**TASK TO COMPLETE**
Examine the material below. Gather every line in which the string "colors" appears.

**GIVEN DATA**
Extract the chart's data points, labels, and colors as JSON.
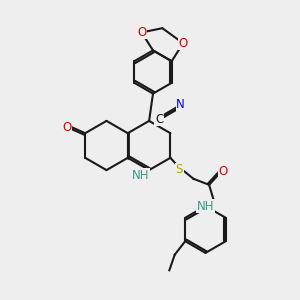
{
  "background_color": "#eeeeee",
  "bond_color": "#1a1a1a",
  "colors": {
    "N": "#0000dd",
    "O": "#dd0000",
    "S": "#aaaa00",
    "NH": "#3a9a8a",
    "C": "#1a1a1a"
  },
  "lw": 1.5,
  "fs": 8.5
}
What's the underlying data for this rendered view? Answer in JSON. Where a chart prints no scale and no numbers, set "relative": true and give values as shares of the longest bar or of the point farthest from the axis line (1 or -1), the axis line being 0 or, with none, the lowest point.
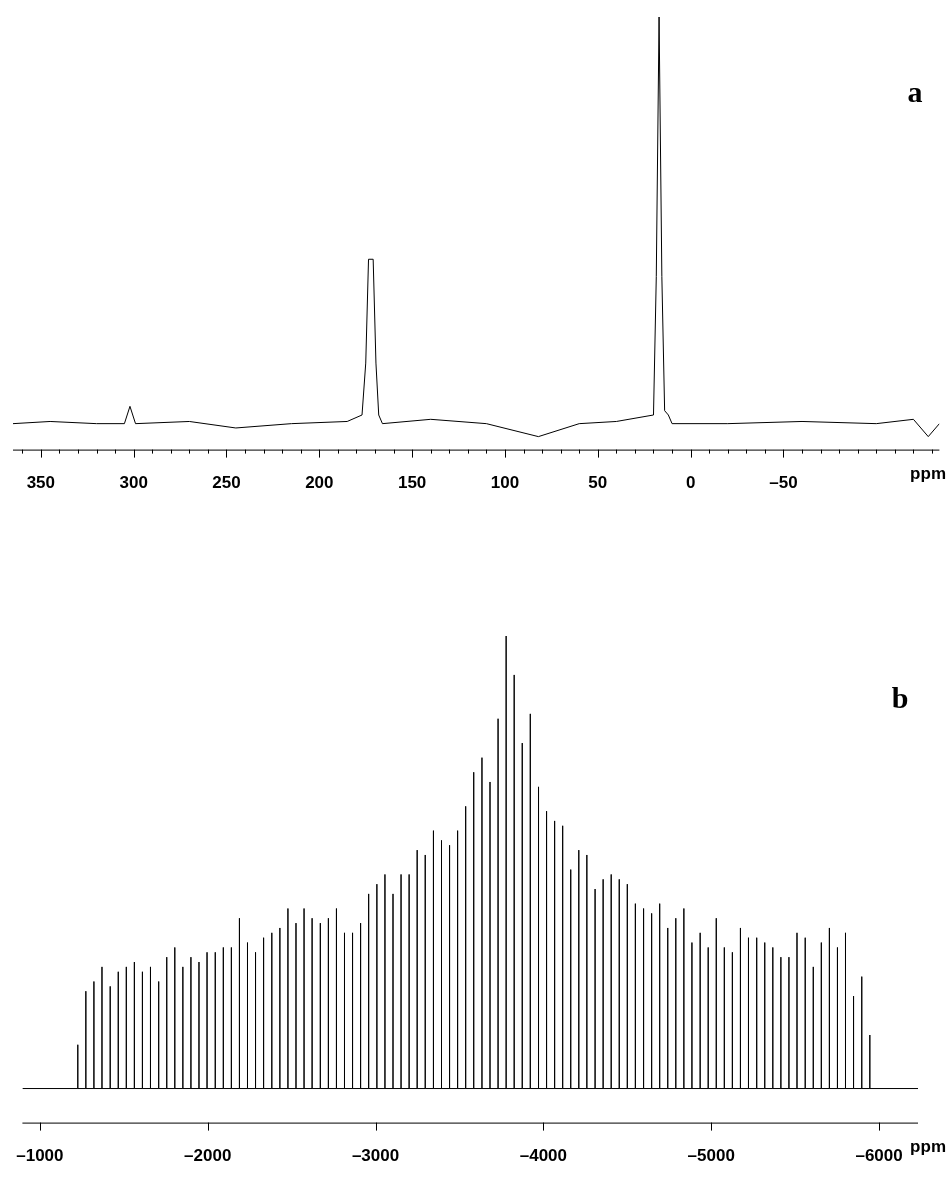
{
  "chart_data": [
    {
      "type": "line",
      "relative": true,
      "annotations": [
        "a"
      ],
      "xlabel": "ppm",
      "xlim": [
        365,
        -134
      ],
      "xticks": [
        {
          "value": 360,
          "label": null
        },
        350,
        {
          "value": 340,
          "label": null
        },
        {
          "value": 330,
          "label": null
        },
        {
          "value": 320,
          "label": null
        },
        {
          "value": 310,
          "label": null
        },
        300,
        {
          "value": 290,
          "label": null
        },
        {
          "value": 280,
          "label": null
        },
        {
          "value": 270,
          "label": null
        },
        {
          "value": 260,
          "label": null
        },
        250,
        {
          "value": 240,
          "label": null
        },
        {
          "value": 230,
          "label": null
        },
        {
          "value": 220,
          "label": null
        },
        {
          "value": 210,
          "label": null
        },
        200,
        {
          "value": 190,
          "label": null
        },
        {
          "value": 180,
          "label": null
        },
        {
          "value": 170,
          "label": null
        },
        {
          "value": 160,
          "label": null
        },
        150,
        {
          "value": 140,
          "label": null
        },
        {
          "value": 130,
          "label": null
        },
        {
          "value": 120,
          "label": null
        },
        {
          "value": 110,
          "label": null
        },
        100,
        {
          "value": 90,
          "label": null
        },
        {
          "value": 80,
          "label": null
        },
        {
          "value": 70,
          "label": null
        },
        {
          "value": 60,
          "label": null
        },
        50,
        {
          "value": 40,
          "label": null
        },
        {
          "value": 30,
          "label": null
        },
        {
          "value": 20,
          "label": null
        },
        {
          "value": 10,
          "label": null
        },
        0,
        {
          "value": -10,
          "label": null
        },
        {
          "value": -20,
          "label": null
        },
        {
          "value": -30,
          "label": null
        },
        {
          "value": -40,
          "label": null
        },
        {
          "value": -50,
          "label": "–50"
        },
        {
          "value": -60,
          "label": null
        },
        {
          "value": -70,
          "label": null
        },
        {
          "value": -80,
          "label": null
        },
        {
          "value": -90,
          "label": null
        },
        {
          "value": -100,
          "label": null
        },
        {
          "value": -110,
          "label": null
        },
        {
          "value": -120,
          "label": null
        },
        {
          "value": -130,
          "label": null
        }
      ],
      "series": [
        {
          "color": "#000000",
          "x": [
            365,
            345,
            320,
            305,
            302,
            299,
            270,
            245,
            215,
            185,
            177,
            175,
            173.5,
            171,
            169.5,
            168,
            166,
            140,
            110,
            82,
            60,
            40,
            20,
            18.5,
            17,
            15.5,
            14,
            12,
            10,
            -20,
            -60,
            -100,
            -120,
            -128,
            -134
          ],
          "values": [
            0.06,
            0.065,
            0.06,
            0.06,
            0.1,
            0.06,
            0.065,
            0.05,
            0.06,
            0.065,
            0.08,
            0.2,
            0.44,
            0.44,
            0.2,
            0.08,
            0.06,
            0.07,
            0.06,
            0.03,
            0.06,
            0.065,
            0.08,
            0.4,
            1,
            0.4,
            0.09,
            0.08,
            0.06,
            0.06,
            0.065,
            0.06,
            0.07,
            0.03,
            0.06
          ]
        }
      ]
    },
    {
      "type": "line",
      "relative": true,
      "annotations": [
        "b"
      ],
      "xlabel": "ppm",
      "xlim": [
        -896,
        -6232
      ],
      "xticks": [
        {
          "value": -1000,
          "label": "–1000"
        },
        {
          "value": -2000,
          "label": "–2000"
        },
        {
          "value": -3000,
          "label": "–3000"
        },
        {
          "value": -4000,
          "label": "–4000"
        },
        {
          "value": -5000,
          "label": "–5000"
        },
        {
          "value": -6000,
          "label": "–6000"
        }
      ],
      "series": [
        {
          "color": "#000000",
          "x": [
            -896,
            -1226,
            -1226,
            -1226,
            -1274,
            -1274,
            -1274,
            -1322,
            -1322,
            -1322,
            -1370,
            -1370,
            -1370,
            -1419,
            -1419,
            -1419,
            -1467,
            -1467,
            -1467,
            -1515,
            -1515,
            -1515,
            -1563,
            -1563,
            -1563,
            -1611,
            -1611,
            -1611,
            -1659,
            -1659,
            -1659,
            -1708,
            -1708,
            -1708,
            -1756,
            -1756,
            -1756,
            -1804,
            -1804,
            -1804,
            -1852,
            -1852,
            -1852,
            -1900,
            -1900,
            -1900,
            -1948,
            -1948,
            -1948,
            -1996,
            -1996,
            -1996,
            -2045,
            -2045,
            -2045,
            -2093,
            -2093,
            -2093,
            -2141,
            -2141,
            -2141,
            -2189,
            -2189,
            -2189,
            -2237,
            -2237,
            -2237,
            -2285,
            -2285,
            -2285,
            -2333,
            -2333,
            -2333,
            -2382,
            -2382,
            -2382,
            -2430,
            -2430,
            -2430,
            -2478,
            -2478,
            -2478,
            -2526,
            -2526,
            -2526,
            -2574,
            -2574,
            -2574,
            -2622,
            -2622,
            -2622,
            -2671,
            -2671,
            -2671,
            -2719,
            -2719,
            -2719,
            -2767,
            -2767,
            -2767,
            -2815,
            -2815,
            -2815,
            -2863,
            -2863,
            -2863,
            -2911,
            -2911,
            -2911,
            -2959,
            -2959,
            -2959,
            -3008,
            -3008,
            -3008,
            -3056,
            -3056,
            -3056,
            -3104,
            -3104,
            -3104,
            -3152,
            -3152,
            -3152,
            -3200,
            -3200,
            -3200,
            -3248,
            -3248,
            -3248,
            -3296,
            -3296,
            -3296,
            -3345,
            -3345,
            -3345,
            -3393,
            -3393,
            -3393,
            -3441,
            -3441,
            -3441,
            -3489,
            -3489,
            -3489,
            -3537,
            -3537,
            -3537,
            -3585,
            -3585,
            -3585,
            -3634,
            -3634,
            -3634,
            -3682,
            -3682,
            -3682,
            -3730,
            -3730,
            -3730,
            -3778,
            -3778,
            -3778,
            -3826,
            -3826,
            -3826,
            -3874,
            -3874,
            -3874,
            -3922,
            -3922,
            -3922,
            -3971,
            -3971,
            -3971,
            -4019,
            -4019,
            -4019,
            -4067,
            -4067,
            -4067,
            -4115,
            -4115,
            -4115,
            -4163,
            -4163,
            -4163,
            -4211,
            -4211,
            -4211,
            -4259,
            -4259,
            -4259,
            -4308,
            -4308,
            -4308,
            -4356,
            -4356,
            -4356,
            -4404,
            -4404,
            -4404,
            -4452,
            -4452,
            -4452,
            -4500,
            -4500,
            -4500,
            -4548,
            -4548,
            -4548,
            -4597,
            -4597,
            -4597,
            -4645,
            -4645,
            -4645,
            -4693,
            -4693,
            -4693,
            -4741,
            -4741,
            -4741,
            -4789,
            -4789,
            -4789,
            -4837,
            -4837,
            -4837,
            -4885,
            -4885,
            -4885,
            -4934,
            -4934,
            -4934,
            -4982,
            -4982,
            -4982,
            -5030,
            -5030,
            -5030,
            -5078,
            -5078,
            -5078,
            -5126,
            -5126,
            -5126,
            -5174,
            -5174,
            -5174,
            -5222,
            -5222,
            -5222,
            -5271,
            -5271,
            -5271,
            -5319,
            -5319,
            -5319,
            -5367,
            -5367,
            -5367,
            -5415,
            -5415,
            -5415,
            -5463,
            -5463,
            -5463,
            -5511,
            -5511,
            -5511,
            -5560,
            -5560,
            -5560,
            -5608,
            -5608,
            -5608,
            -5656,
            -5656,
            -5656,
            -5704,
            -5704,
            -5704,
            -5752,
            -5752,
            -5752,
            -5800,
            -5800,
            -5800,
            -5848,
            -5848,
            -5848,
            -5897,
            -5897,
            -5897,
            -5945,
            -5945,
            -5945,
            -6232
          ],
          "values": [
            0.07,
            0.07,
            0.16,
            0.07,
            0.07,
            0.27,
            0.07,
            0.07,
            0.29,
            0.07,
            0.07,
            0.32,
            0.07,
            0.07,
            0.28,
            0.07,
            0.07,
            0.31,
            0.07,
            0.07,
            0.32,
            0.07,
            0.07,
            0.33,
            0.07,
            0.07,
            0.31,
            0.07,
            0.07,
            0.32,
            0.07,
            0.07,
            0.29,
            0.07,
            0.07,
            0.34,
            0.07,
            0.07,
            0.36,
            0.07,
            0.07,
            0.32,
            0.07,
            0.07,
            0.34,
            0.07,
            0.07,
            0.33,
            0.07,
            0.07,
            0.35,
            0.07,
            0.07,
            0.35,
            0.07,
            0.07,
            0.36,
            0.07,
            0.07,
            0.36,
            0.07,
            0.07,
            0.42,
            0.07,
            0.07,
            0.37,
            0.07,
            0.07,
            0.35,
            0.07,
            0.07,
            0.38,
            0.07,
            0.07,
            0.39,
            0.07,
            0.07,
            0.4,
            0.07,
            0.07,
            0.44,
            0.07,
            0.07,
            0.41,
            0.07,
            0.07,
            0.44,
            0.07,
            0.07,
            0.42,
            0.07,
            0.07,
            0.41,
            0.07,
            0.07,
            0.42,
            0.07,
            0.07,
            0.44,
            0.07,
            0.07,
            0.39,
            0.07,
            0.07,
            0.39,
            0.07,
            0.07,
            0.41,
            0.07,
            0.07,
            0.47,
            0.07,
            0.07,
            0.49,
            0.07,
            0.07,
            0.51,
            0.07,
            0.07,
            0.47,
            0.07,
            0.07,
            0.51,
            0.07,
            0.07,
            0.51,
            0.07,
            0.07,
            0.56,
            0.07,
            0.07,
            0.55,
            0.07,
            0.07,
            0.6,
            0.07,
            0.07,
            0.58,
            0.07,
            0.07,
            0.57,
            0.07,
            0.07,
            0.6,
            0.07,
            0.07,
            0.65,
            0.07,
            0.07,
            0.72,
            0.07,
            0.07,
            0.75,
            0.07,
            0.07,
            0.7,
            0.07,
            0.07,
            0.83,
            0.07,
            0.07,
            1,
            0.07,
            0.07,
            0.92,
            0.07,
            0.07,
            0.78,
            0.07,
            0.07,
            0.84,
            0.07,
            0.07,
            0.69,
            0.07,
            0.07,
            0.64,
            0.07,
            0.07,
            0.62,
            0.07,
            0.07,
            0.61,
            0.07,
            0.07,
            0.52,
            0.07,
            0.07,
            0.56,
            0.07,
            0.07,
            0.55,
            0.07,
            0.07,
            0.48,
            0.07,
            0.07,
            0.5,
            0.07,
            0.07,
            0.51,
            0.07,
            0.07,
            0.5,
            0.07,
            0.07,
            0.49,
            0.07,
            0.07,
            0.45,
            0.07,
            0.07,
            0.44,
            0.07,
            0.07,
            0.43,
            0.07,
            0.07,
            0.45,
            0.07,
            0.07,
            0.4,
            0.07,
            0.07,
            0.42,
            0.07,
            0.07,
            0.44,
            0.07,
            0.07,
            0.37,
            0.07,
            0.07,
            0.39,
            0.07,
            0.07,
            0.36,
            0.07,
            0.07,
            0.42,
            0.07,
            0.07,
            0.36,
            0.07,
            0.07,
            0.35,
            0.07,
            0.07,
            0.4,
            0.07,
            0.07,
            0.38,
            0.07,
            0.07,
            0.38,
            0.07,
            0.07,
            0.37,
            0.07,
            0.07,
            0.36,
            0.07,
            0.07,
            0.34,
            0.07,
            0.07,
            0.34,
            0.07,
            0.07,
            0.39,
            0.07,
            0.07,
            0.38,
            0.07,
            0.07,
            0.32,
            0.07,
            0.07,
            0.37,
            0.07,
            0.07,
            0.4,
            0.07,
            0.07,
            0.36,
            0.07,
            0.07,
            0.39,
            0.07,
            0.07,
            0.26,
            0.07,
            0.07,
            0.3,
            0.07,
            0.07,
            0.18,
            0.07,
            0.07
          ]
        }
      ]
    }
  ]
}
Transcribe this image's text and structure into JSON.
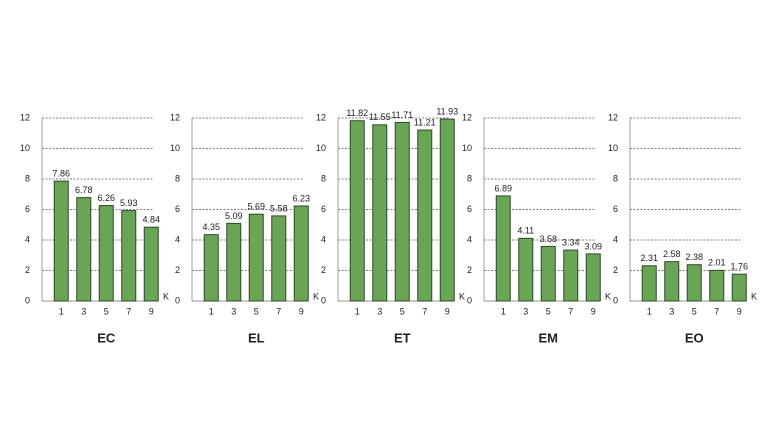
{
  "chart_data": [
    {
      "type": "bar",
      "title": "EC",
      "x_label": "K",
      "categories": [
        "1",
        "3",
        "5",
        "7",
        "9"
      ],
      "values": [
        7.86,
        6.78,
        6.26,
        5.93,
        4.84
      ],
      "color": "#6aa556",
      "ylim": [
        0,
        12
      ],
      "yticks": [
        0,
        2,
        4,
        6,
        8,
        10,
        12
      ],
      "grid": true
    },
    {
      "type": "bar",
      "title": "EL",
      "x_label": "K",
      "categories": [
        "1",
        "3",
        "5",
        "7",
        "9"
      ],
      "values": [
        4.35,
        5.09,
        5.69,
        5.58,
        6.23
      ],
      "color": "#6aa556",
      "ylim": [
        0,
        12
      ],
      "yticks": [
        0,
        2,
        4,
        6,
        8,
        10,
        12
      ],
      "grid": true
    },
    {
      "type": "bar",
      "title": "ET",
      "x_label": "K",
      "categories": [
        "1",
        "3",
        "5",
        "7",
        "9"
      ],
      "values": [
        11.82,
        11.55,
        11.71,
        11.21,
        11.93
      ],
      "color": "#6aa556",
      "ylim": [
        0,
        12
      ],
      "yticks": [
        0,
        2,
        4,
        6,
        8,
        10,
        12
      ],
      "grid": true
    },
    {
      "type": "bar",
      "title": "EM",
      "x_label": "K",
      "categories": [
        "1",
        "3",
        "5",
        "7",
        "9"
      ],
      "values": [
        6.89,
        4.11,
        3.58,
        3.34,
        3.09
      ],
      "color": "#6aa556",
      "ylim": [
        0,
        12
      ],
      "yticks": [
        0,
        2,
        4,
        6,
        8,
        10,
        12
      ],
      "grid": true
    },
    {
      "type": "bar",
      "title": "EO",
      "x_label": "K",
      "categories": [
        "1",
        "3",
        "5",
        "7",
        "9"
      ],
      "values": [
        2.31,
        2.58,
        2.38,
        2.01,
        1.76
      ],
      "color": "#6aa556",
      "ylim": [
        0,
        12
      ],
      "yticks": [
        0,
        2,
        4,
        6,
        8,
        10,
        12
      ],
      "grid": true
    }
  ]
}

**WORKED SOLUTION**
Extract the chart's data points, labels, and colors as JSON.
  "colors": {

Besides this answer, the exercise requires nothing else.